Aim of the task:
Retype every entry in its entirety, without alteration.

───

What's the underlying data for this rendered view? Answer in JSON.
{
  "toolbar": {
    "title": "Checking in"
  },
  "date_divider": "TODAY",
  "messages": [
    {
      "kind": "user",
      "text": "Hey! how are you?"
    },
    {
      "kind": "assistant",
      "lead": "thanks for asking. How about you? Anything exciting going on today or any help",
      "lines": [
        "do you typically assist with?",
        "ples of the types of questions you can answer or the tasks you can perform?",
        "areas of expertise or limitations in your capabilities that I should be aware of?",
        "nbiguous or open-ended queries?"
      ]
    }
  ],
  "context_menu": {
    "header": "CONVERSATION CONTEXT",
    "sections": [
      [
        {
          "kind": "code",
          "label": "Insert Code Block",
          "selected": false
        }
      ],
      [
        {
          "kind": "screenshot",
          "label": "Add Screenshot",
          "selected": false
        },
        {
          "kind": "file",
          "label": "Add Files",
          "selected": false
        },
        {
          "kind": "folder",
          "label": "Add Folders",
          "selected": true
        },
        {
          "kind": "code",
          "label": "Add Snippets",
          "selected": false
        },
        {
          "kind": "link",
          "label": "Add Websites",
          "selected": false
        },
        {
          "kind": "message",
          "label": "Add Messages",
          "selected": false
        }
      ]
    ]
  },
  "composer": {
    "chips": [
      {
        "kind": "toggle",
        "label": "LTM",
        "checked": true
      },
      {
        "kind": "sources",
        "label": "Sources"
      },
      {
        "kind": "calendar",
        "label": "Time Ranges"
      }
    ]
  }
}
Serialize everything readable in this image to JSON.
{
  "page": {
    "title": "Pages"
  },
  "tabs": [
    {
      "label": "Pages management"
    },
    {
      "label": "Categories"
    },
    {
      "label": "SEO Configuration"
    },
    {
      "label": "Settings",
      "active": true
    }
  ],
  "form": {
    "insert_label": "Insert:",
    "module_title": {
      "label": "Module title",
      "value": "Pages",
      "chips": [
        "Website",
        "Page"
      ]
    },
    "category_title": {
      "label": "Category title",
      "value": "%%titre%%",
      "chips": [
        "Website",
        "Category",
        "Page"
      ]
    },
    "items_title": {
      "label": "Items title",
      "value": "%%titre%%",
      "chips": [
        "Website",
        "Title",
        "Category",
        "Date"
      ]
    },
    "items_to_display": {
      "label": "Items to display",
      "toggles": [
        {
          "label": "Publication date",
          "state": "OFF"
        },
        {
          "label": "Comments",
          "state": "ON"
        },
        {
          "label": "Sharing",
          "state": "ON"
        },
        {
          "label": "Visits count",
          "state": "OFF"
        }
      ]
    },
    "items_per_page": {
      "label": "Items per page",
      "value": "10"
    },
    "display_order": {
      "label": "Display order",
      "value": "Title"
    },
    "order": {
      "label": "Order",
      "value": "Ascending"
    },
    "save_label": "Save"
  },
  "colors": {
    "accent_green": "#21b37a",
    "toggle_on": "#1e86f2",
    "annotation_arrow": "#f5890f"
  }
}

───

Problem solution:
What's the underlying data for this rendered view? Answer in JSON.
{
  "toolbar": {
    "title": "Checking in"
  },
  "date_divider": "TODAY",
  "messages": [
    {
      "kind": "user",
      "text": "Hey! how are you?"
    },
    {
      "kind": "assistant",
      "lead": "thanks for asking. How about you? Anything exciting going on today or any help",
      "lines": [
        "do you typically assist with?",
        "ples of the types of questions you can answer or the tasks you can perform?",
        "areas of expertise or limitations in your capabilities that I should be aware of?",
        "nbiguous or open-ended queries?"
      ]
    }
  ],
  "context_menu": {
    "header": "CONVERSATION CONTEXT",
    "sections": [
      [
        {
          "kind": "code",
          "label": "Insert Code Block",
          "selected": false
        }
      ],
      [
        {
          "kind": "screenshot",
          "label": "Add Screenshot",
          "selected": false
        },
        {
          "kind": "file",
          "label": "Add Files",
          "selected": false
        },
        {
          "kind": "folder",
          "label": "Add Folders",
          "selected": true
        },
        {
          "kind": "code",
          "label": "Add Snippets",
          "selected": false
        },
        {
          "kind": "link",
          "label": "Add Websites",
          "selected": false
        },
        {
          "kind": "message",
          "label": "Add Messages",
          "selected": false
        }
      ]
    ]
  },
  "composer": {
    "chips": [
      {
        "kind": "toggle",
        "label": "LTM",
        "checked": true
      },
      {
        "kind": "sources",
        "label": "Sources"
      },
      {
        "kind": "calendar",
        "label": "Time Ranges"
      }
    ]
  }
}
Serialize everything readable in this image to JSON.
{
  "page": {
    "title": "Pages"
  },
  "tabs": [
    {
      "label": "Pages management"
    },
    {
      "label": "Categories"
    },
    {
      "label": "SEO Configuration"
    },
    {
      "label": "Settings",
      "active": true
    }
  ],
  "form": {
    "insert_label": "Insert:",
    "module_title": {
      "label": "Module title",
      "value": "Pages",
      "chips": [
        "Website",
        "Page"
      ]
    },
    "category_title": {
      "label": "Category title",
      "value": "%%titre%%",
      "chips": [
        "Website",
        "Category",
        "Page"
      ]
    },
    "items_title": {
      "label": "Items title",
      "value": "%%titre%%",
      "chips": [
        "Website",
        "Title",
        "Category",
        "Date"
      ]
    },
    "items_to_display": {
      "label": "Items to display",
      "toggles": [
        {
          "label": "Publication date",
          "state": "OFF"
        },
        {
          "label": "Comments",
          "state": "ON"
        },
        {
          "label": "Sharing",
          "state": "ON"
        },
        {
          "label": "Visits count",
          "state": "OFF"
        }
      ]
    },
    "items_per_page": {
      "label": "Items per page",
      "value": "10"
    },
    "display_order": {
      "label": "Display order",
      "value": "Title"
    },
    "order": {
      "label": "Order",
      "value": "Ascending"
    },
    "save_label": "Save"
  },
  "colors": {
    "accent_green": "#21b37a",
    "toggle_on": "#1e86f2",
    "annotation_arrow": "#f5890f"
  }
}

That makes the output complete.